◆ Your goal ◆
Return all lines where the word "General" can be found.

◆ Task inputs ◆
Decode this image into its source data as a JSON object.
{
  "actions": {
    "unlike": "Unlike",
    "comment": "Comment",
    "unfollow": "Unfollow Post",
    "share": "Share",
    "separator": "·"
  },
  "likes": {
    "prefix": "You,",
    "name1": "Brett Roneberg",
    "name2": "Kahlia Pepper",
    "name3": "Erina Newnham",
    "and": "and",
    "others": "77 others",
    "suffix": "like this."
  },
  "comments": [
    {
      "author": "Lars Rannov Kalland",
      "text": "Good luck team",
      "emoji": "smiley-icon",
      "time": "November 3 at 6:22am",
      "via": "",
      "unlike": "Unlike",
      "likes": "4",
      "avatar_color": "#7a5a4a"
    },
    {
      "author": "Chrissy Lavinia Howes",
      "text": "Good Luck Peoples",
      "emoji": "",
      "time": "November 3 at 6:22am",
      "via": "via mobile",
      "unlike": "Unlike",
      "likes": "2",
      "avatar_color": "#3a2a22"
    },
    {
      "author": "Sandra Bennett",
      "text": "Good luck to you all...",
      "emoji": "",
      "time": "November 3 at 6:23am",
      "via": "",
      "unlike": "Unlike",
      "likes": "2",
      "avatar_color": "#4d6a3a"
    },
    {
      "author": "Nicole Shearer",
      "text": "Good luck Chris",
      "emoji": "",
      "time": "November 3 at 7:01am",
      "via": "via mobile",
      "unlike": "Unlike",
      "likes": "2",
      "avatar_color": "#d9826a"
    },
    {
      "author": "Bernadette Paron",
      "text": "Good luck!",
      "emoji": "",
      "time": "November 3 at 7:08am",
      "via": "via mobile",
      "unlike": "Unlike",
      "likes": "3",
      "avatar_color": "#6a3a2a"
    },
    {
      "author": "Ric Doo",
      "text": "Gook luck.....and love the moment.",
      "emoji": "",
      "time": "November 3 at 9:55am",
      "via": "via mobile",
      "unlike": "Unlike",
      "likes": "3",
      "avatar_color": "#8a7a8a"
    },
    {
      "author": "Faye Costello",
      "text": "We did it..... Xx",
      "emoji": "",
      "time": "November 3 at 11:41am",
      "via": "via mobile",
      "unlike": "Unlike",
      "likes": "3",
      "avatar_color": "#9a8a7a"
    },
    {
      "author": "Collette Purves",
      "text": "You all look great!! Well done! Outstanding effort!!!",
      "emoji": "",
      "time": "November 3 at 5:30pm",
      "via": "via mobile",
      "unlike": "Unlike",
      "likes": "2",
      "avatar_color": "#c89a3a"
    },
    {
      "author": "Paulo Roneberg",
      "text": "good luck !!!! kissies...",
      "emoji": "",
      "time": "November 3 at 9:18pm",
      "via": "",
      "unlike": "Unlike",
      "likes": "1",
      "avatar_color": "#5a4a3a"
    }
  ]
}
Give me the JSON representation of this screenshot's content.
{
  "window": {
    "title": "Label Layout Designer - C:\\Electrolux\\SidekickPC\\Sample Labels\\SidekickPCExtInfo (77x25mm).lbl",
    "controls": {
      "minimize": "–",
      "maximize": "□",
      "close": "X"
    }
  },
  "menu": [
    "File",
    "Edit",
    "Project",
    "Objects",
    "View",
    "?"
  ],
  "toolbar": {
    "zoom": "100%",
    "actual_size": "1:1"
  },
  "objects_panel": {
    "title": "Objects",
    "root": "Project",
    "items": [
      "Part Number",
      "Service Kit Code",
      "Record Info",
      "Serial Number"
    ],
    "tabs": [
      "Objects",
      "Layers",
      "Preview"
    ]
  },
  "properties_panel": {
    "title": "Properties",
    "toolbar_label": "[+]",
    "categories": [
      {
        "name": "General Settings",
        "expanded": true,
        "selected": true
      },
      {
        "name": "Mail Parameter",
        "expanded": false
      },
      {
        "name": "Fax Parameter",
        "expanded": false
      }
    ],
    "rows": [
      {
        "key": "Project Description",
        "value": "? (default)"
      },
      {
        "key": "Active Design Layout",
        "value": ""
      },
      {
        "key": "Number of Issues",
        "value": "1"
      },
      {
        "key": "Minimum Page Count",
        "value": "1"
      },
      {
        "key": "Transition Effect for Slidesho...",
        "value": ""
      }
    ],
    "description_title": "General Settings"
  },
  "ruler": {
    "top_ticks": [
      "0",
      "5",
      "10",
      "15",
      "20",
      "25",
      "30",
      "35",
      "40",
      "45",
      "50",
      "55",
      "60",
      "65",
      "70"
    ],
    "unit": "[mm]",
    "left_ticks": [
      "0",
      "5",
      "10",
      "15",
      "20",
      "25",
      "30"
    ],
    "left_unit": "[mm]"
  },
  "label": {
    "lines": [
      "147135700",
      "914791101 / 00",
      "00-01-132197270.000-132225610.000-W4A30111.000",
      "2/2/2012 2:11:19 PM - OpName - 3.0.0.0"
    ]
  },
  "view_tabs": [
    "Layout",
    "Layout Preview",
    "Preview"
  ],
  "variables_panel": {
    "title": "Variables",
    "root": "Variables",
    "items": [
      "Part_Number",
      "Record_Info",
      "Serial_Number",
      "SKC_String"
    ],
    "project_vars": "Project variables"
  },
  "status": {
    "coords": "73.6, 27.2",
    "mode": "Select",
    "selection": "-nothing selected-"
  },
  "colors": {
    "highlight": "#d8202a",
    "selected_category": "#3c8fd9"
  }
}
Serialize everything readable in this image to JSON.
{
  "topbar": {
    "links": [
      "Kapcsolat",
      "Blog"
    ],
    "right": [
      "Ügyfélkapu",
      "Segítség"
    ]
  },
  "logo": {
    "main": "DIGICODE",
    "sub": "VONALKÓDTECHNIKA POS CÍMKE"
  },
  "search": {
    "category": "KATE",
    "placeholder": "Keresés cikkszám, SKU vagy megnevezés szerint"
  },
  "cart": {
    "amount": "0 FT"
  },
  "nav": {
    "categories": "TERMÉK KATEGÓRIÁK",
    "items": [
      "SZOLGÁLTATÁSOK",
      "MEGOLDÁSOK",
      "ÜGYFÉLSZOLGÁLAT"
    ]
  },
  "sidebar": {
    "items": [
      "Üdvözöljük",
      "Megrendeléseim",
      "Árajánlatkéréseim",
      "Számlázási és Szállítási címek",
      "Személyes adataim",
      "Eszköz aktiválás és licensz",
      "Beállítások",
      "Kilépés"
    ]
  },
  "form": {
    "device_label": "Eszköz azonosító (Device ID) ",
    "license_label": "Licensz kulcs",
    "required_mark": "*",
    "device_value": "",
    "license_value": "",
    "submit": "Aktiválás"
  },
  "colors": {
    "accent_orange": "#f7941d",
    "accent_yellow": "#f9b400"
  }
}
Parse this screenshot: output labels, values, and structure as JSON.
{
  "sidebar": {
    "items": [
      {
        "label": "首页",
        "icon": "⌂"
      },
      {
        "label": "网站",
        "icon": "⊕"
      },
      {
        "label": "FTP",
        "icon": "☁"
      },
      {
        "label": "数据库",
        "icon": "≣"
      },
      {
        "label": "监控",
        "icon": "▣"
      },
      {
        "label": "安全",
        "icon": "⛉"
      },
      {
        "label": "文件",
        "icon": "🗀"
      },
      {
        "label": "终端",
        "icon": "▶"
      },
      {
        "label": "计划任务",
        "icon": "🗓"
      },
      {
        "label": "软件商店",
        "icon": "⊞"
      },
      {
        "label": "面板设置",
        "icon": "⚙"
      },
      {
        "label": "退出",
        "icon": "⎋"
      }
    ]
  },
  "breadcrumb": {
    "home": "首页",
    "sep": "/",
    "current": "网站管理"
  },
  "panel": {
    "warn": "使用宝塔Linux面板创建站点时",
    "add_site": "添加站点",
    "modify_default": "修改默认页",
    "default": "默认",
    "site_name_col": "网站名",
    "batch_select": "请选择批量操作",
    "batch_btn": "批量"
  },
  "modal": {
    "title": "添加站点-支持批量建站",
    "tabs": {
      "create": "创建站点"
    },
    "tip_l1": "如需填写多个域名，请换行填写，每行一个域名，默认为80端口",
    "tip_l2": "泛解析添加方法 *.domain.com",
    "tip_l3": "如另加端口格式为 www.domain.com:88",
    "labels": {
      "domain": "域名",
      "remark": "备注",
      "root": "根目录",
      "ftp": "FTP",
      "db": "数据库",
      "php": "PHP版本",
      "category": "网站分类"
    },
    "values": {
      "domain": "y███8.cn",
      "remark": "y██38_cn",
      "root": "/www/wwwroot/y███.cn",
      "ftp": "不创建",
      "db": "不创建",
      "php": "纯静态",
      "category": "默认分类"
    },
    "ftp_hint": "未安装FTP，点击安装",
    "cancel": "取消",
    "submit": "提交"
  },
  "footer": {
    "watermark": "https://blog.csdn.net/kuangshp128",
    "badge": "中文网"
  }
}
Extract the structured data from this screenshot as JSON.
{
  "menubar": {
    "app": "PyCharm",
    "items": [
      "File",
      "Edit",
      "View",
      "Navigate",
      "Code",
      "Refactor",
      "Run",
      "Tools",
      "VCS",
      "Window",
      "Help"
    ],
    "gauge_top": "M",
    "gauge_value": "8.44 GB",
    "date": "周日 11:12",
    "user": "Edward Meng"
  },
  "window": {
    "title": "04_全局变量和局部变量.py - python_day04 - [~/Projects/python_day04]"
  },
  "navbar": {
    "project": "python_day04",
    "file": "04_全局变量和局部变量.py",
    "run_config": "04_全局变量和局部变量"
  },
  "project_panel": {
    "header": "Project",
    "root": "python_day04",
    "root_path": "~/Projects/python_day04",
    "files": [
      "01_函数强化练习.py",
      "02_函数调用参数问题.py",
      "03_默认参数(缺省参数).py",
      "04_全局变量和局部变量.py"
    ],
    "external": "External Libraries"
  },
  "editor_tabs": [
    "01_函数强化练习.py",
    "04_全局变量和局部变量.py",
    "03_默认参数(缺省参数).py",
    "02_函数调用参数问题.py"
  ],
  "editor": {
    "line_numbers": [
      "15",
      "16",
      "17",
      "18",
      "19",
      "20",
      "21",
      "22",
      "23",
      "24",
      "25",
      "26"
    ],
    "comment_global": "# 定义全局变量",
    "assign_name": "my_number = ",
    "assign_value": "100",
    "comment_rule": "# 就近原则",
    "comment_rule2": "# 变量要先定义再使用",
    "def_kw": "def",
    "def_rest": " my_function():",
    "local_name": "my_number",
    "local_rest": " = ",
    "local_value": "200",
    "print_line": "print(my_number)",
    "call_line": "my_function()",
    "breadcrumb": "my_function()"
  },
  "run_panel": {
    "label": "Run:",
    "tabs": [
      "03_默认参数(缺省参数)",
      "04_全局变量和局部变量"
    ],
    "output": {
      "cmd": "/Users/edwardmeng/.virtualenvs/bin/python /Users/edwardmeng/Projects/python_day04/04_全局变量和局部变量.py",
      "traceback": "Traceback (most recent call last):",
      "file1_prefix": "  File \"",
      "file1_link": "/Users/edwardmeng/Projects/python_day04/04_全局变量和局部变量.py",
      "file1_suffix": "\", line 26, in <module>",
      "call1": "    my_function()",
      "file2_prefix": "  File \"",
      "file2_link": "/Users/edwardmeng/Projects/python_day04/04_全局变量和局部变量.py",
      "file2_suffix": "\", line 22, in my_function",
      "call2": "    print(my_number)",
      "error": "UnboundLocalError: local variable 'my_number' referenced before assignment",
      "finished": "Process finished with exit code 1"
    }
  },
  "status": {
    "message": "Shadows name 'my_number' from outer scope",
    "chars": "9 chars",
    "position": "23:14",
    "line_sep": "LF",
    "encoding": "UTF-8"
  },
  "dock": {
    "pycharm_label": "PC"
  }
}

◆ Response to the exercise ◆
        "name": "General Settings",
    "description_title": "General Settings"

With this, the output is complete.